Stored dataset items:
** Start **
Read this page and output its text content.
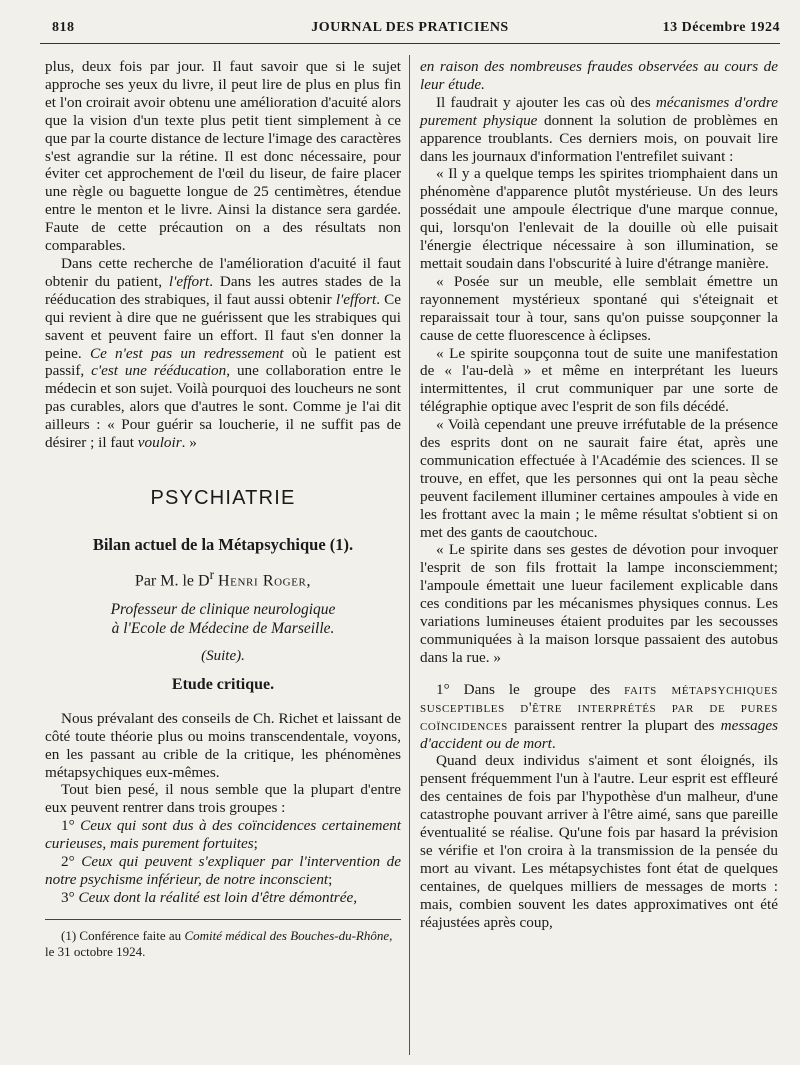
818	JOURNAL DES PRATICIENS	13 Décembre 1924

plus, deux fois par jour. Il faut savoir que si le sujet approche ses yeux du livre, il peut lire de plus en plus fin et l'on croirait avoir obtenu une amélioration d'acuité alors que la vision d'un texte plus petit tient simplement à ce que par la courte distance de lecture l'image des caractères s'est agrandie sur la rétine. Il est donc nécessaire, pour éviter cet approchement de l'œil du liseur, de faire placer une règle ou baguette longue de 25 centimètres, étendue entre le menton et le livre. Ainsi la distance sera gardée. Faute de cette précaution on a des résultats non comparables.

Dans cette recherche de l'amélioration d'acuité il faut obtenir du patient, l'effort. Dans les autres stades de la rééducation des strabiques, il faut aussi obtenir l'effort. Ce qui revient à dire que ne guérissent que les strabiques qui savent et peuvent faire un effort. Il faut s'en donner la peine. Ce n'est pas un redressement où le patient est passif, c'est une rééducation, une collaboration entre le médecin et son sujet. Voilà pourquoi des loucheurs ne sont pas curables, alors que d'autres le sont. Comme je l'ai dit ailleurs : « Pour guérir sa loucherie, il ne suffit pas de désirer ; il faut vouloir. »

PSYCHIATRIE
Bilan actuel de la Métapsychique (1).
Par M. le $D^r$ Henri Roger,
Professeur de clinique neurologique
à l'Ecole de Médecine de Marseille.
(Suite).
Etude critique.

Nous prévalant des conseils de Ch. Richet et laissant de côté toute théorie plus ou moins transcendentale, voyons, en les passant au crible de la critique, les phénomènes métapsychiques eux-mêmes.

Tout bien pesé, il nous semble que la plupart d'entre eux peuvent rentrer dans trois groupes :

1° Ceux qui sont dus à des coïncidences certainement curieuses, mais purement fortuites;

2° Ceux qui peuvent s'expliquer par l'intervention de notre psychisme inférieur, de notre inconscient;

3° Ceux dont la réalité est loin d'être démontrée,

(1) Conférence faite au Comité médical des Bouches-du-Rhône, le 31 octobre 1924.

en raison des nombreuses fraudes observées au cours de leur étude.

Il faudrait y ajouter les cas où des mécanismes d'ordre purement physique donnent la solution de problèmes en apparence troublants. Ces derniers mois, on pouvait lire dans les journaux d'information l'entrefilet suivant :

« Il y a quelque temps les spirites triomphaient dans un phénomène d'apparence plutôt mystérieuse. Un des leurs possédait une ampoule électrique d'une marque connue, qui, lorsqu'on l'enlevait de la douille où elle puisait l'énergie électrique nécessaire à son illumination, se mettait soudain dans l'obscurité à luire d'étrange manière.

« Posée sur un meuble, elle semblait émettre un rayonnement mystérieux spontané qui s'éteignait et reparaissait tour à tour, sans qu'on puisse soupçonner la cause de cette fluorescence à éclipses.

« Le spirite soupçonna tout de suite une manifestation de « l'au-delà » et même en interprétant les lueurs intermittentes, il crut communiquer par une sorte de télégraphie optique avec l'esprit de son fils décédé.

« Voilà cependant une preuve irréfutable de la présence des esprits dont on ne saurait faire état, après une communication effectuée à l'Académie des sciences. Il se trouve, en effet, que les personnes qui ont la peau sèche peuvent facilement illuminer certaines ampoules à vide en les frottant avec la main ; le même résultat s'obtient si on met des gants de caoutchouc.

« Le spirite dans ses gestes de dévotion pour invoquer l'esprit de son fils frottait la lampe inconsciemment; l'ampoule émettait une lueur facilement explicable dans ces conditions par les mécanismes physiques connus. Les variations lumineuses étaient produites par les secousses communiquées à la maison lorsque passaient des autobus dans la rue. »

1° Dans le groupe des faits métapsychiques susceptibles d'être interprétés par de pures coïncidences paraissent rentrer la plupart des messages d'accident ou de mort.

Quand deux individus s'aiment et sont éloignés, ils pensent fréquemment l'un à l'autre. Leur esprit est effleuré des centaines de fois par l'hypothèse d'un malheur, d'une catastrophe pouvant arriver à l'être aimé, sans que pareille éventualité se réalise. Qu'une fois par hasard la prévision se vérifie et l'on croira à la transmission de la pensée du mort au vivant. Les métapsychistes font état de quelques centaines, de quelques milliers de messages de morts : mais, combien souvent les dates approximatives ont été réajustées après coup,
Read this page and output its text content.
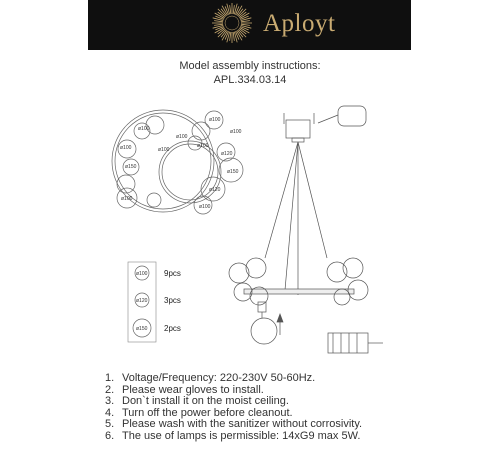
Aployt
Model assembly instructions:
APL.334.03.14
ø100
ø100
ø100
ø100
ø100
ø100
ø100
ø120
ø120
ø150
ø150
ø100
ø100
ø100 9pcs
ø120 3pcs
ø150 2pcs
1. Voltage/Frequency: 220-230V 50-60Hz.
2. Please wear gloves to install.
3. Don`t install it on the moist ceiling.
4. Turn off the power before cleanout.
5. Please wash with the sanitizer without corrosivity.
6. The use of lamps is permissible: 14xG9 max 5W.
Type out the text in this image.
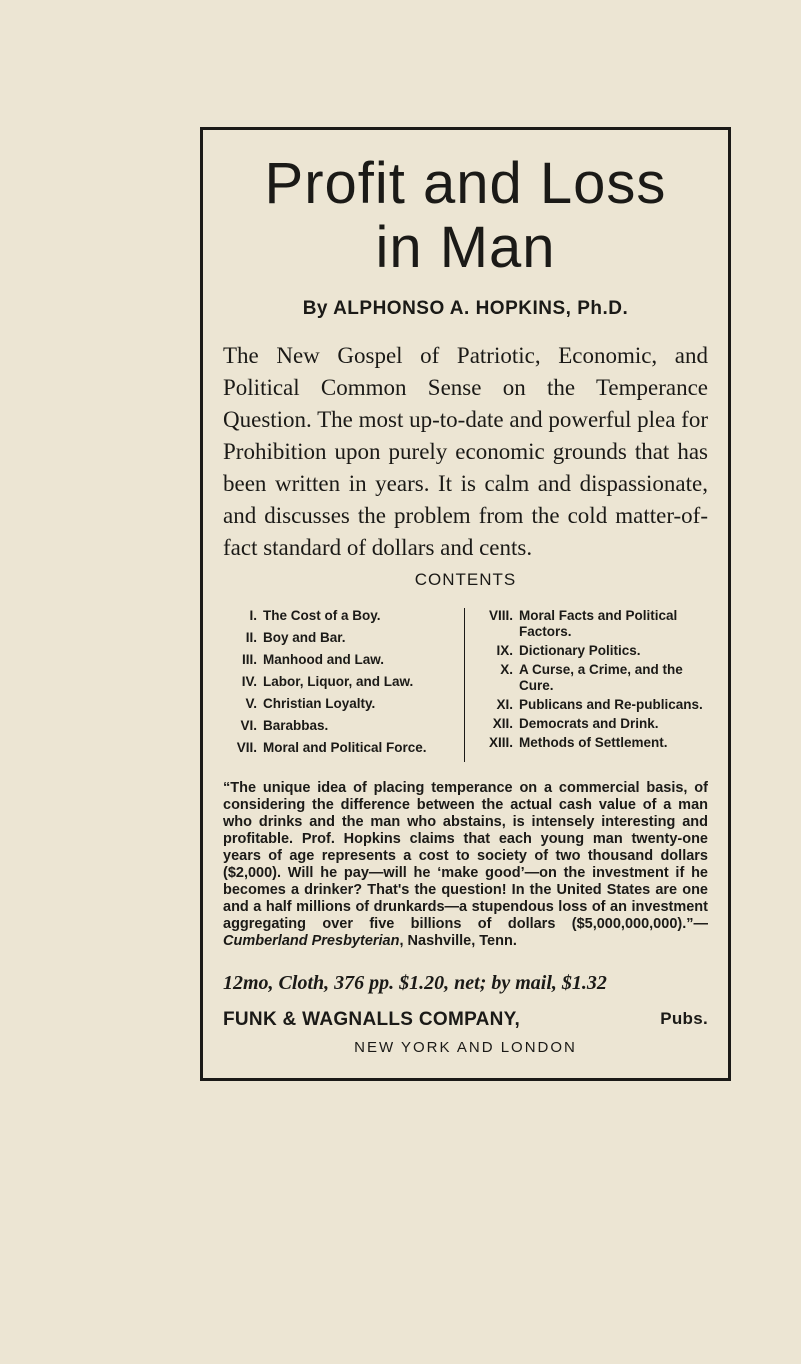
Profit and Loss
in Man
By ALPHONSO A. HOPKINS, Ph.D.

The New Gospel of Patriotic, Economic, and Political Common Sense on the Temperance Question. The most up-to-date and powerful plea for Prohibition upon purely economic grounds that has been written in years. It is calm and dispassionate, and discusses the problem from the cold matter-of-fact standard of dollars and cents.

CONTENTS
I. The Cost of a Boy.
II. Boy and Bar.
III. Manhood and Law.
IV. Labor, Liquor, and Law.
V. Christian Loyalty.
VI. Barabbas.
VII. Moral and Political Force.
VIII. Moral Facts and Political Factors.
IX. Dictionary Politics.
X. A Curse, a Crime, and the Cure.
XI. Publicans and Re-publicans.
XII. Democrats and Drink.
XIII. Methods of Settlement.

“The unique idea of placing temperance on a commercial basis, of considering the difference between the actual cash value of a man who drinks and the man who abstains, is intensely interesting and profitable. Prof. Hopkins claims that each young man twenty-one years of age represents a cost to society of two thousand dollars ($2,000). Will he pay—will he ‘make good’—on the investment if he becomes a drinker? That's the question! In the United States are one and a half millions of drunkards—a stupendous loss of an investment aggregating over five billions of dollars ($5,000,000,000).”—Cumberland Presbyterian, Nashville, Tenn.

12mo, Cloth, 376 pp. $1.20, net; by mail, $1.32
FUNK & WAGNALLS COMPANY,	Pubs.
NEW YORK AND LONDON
** End **
Transcribe all of the material exactly, leaving out whatever pictures it contains.

» Result:
Read this page and output its text content.
818	JOURNAL DES PRATICIENS	13 Décembre 1924

plus, deux fois par jour. Il faut savoir que si le sujet approche ses yeux du livre, il peut lire de plus en plus fin et l'on croirait avoir obtenu une amélioration d'acuité alors que la vision d'un texte plus petit tient simplement à ce que par la courte distance de lecture l'image des caractères s'est agrandie sur la rétine. Il est donc nécessaire, pour éviter cet approchement de l'œil du liseur, de faire placer une règle ou baguette longue de 25 centimètres, étendue entre le menton et le livre. Ainsi la distance sera gardée. Faute de cette précaution on a des résultats non comparables.

Dans cette recherche de l'amélioration d'acuité il faut obtenir du patient, l'effort. Dans les autres stades de la rééducation des strabiques, il faut aussi obtenir l'effort. Ce qui revient à dire que ne guérissent que les strabiques qui savent et peuvent faire un effort. Il faut s'en donner la peine. Ce n'est pas un redressement où le patient est passif, c'est une rééducation, une collaboration entre le médecin et son sujet. Voilà pourquoi des loucheurs ne sont pas curables, alors que d'autres le sont. Comme je l'ai dit ailleurs : « Pour guérir sa loucherie, il ne suffit pas de désirer ; il faut vouloir. »

PSYCHIATRIE
Bilan actuel de la Métapsychique (1).
Par M. le $D^r$ Henri Roger,
Professeur de clinique neurologique
à l'Ecole de Médecine de Marseille.
(Suite).
Etude critique.

Nous prévalant des conseils de Ch. Richet et laissant de côté toute théorie plus ou moins transcendentale, voyons, en les passant au crible de la critique, les phénomènes métapsychiques eux-mêmes.

Tout bien pesé, il nous semble que la plupart d'entre eux peuvent rentrer dans trois groupes :

1° Ceux qui sont dus à des coïncidences certainement curieuses, mais purement fortuites;

2° Ceux qui peuvent s'expliquer par l'intervention de notre psychisme inférieur, de notre inconscient;

3° Ceux dont la réalité est loin d'être démontrée,

(1) Conférence faite au Comité médical des Bouches-du-Rhône, le 31 octobre 1924.

en raison des nombreuses fraudes observées au cours de leur étude.

Il faudrait y ajouter les cas où des mécanismes d'ordre purement physique donnent la solution de problèmes en apparence troublants. Ces derniers mois, on pouvait lire dans les journaux d'information l'entrefilet suivant :

« Il y a quelque temps les spirites triomphaient dans un phénomène d'apparence plutôt mystérieuse. Un des leurs possédait une ampoule électrique d'une marque connue, qui, lorsqu'on l'enlevait de la douille où elle puisait l'énergie électrique nécessaire à son illumination, se mettait soudain dans l'obscurité à luire d'étrange manière.

« Posée sur un meuble, elle semblait émettre un rayonnement mystérieux spontané qui s'éteignait et reparaissait tour à tour, sans qu'on puisse soupçonner la cause de cette fluorescence à éclipses.

« Le spirite soupçonna tout de suite une manifestation de « l'au-delà » et même en interprétant les lueurs intermittentes, il crut communiquer par une sorte de télégraphie optique avec l'esprit de son fils décédé.

« Voilà cependant une preuve irréfutable de la présence des esprits dont on ne saurait faire état, après une communication effectuée à l'Académie des sciences. Il se trouve, en effet, que les personnes qui ont la peau sèche peuvent facilement illuminer certaines ampoules à vide en les frottant avec la main ; le même résultat s'obtient si on met des gants de caoutchouc.

« Le spirite dans ses gestes de dévotion pour invoquer l'esprit de son fils frottait la lampe inconsciemment; l'ampoule émettait une lueur facilement explicable dans ces conditions par les mécanismes physiques connus. Les variations lumineuses étaient produites par les secousses communiquées à la maison lorsque passaient des autobus dans la rue. »

1° Dans le groupe des faits métapsychiques susceptibles d'être interprétés par de pures coïncidences paraissent rentrer la plupart des messages d'accident ou de mort.

Quand deux individus s'aiment et sont éloignés, ils pensent fréquemment l'un à l'autre. Leur esprit est effleuré des centaines de fois par l'hypothèse d'un malheur, d'une catastrophe pouvant arriver à l'être aimé, sans que pareille éventualité se réalise. Qu'une fois par hasard la prévision se vérifie et l'on croira à la transmission de la pensée du mort au vivant. Les métapsychistes font état de quelques centaines, de quelques milliers de messages de morts : mais, combien souvent les dates approximatives ont été réajustées après coup,
Read this page and output its text content.
Aployt
Model assembly instructions:
APL.334.03.14
ø100
ø100
ø100
ø100
ø100
ø100
ø100
ø120
ø120
ø150
ø150
ø100
ø100
ø100 9pcs
ø120 3pcs
ø150 2pcs
1. Voltage/Frequency: 220-230V 50-60Hz.
2. Please wear gloves to install.
3. Don`t install it on the moist ceiling.
4. Turn off the power before cleanout.
5. Please wash with the sanitizer without corrosivity.
6. The use of lamps is permissible: 14xG9 max 5W.
Type out the text in this image.
Profit and Loss
in Man
By ALPHONSO A. HOPKINS, Ph.D.

The New Gospel of Patriotic, Economic, and Political Common Sense on the Temperance Question. The most up-to-date and powerful plea for Prohibition upon purely economic grounds that has been written in years. It is calm and dispassionate, and discusses the problem from the cold matter-of-fact standard of dollars and cents.

CONTENTS
I. The Cost of a Boy.
II. Boy and Bar.
III. Manhood and Law.
IV. Labor, Liquor, and Law.
V. Christian Loyalty.
VI. Barabbas.
VII. Moral and Political Force.
VIII. Moral Facts and Political Factors.
IX. Dictionary Politics.
X. A Curse, a Crime, and the Cure.
XI. Publicans and Re-publicans.
XII. Democrats and Drink.
XIII. Methods of Settlement.

“The unique idea of placing temperance on a commercial basis, of considering the difference between the actual cash value of a man who drinks and the man who abstains, is intensely interesting and profitable. Prof. Hopkins claims that each young man twenty-one years of age represents a cost to society of two thousand dollars ($2,000). Will he pay—will he ‘make good’—on the investment if he becomes a drinker? That's the question! In the United States are one and a half millions of drunkards—a stupendous loss of an investment aggregating over five billions of dollars ($5,000,000,000).”—Cumberland Presbyterian, Nashville, Tenn.

12mo, Cloth, 376 pp. $1.20, net; by mail, $1.32
FUNK & WAGNALLS COMPANY,	Pubs.
NEW YORK AND LONDON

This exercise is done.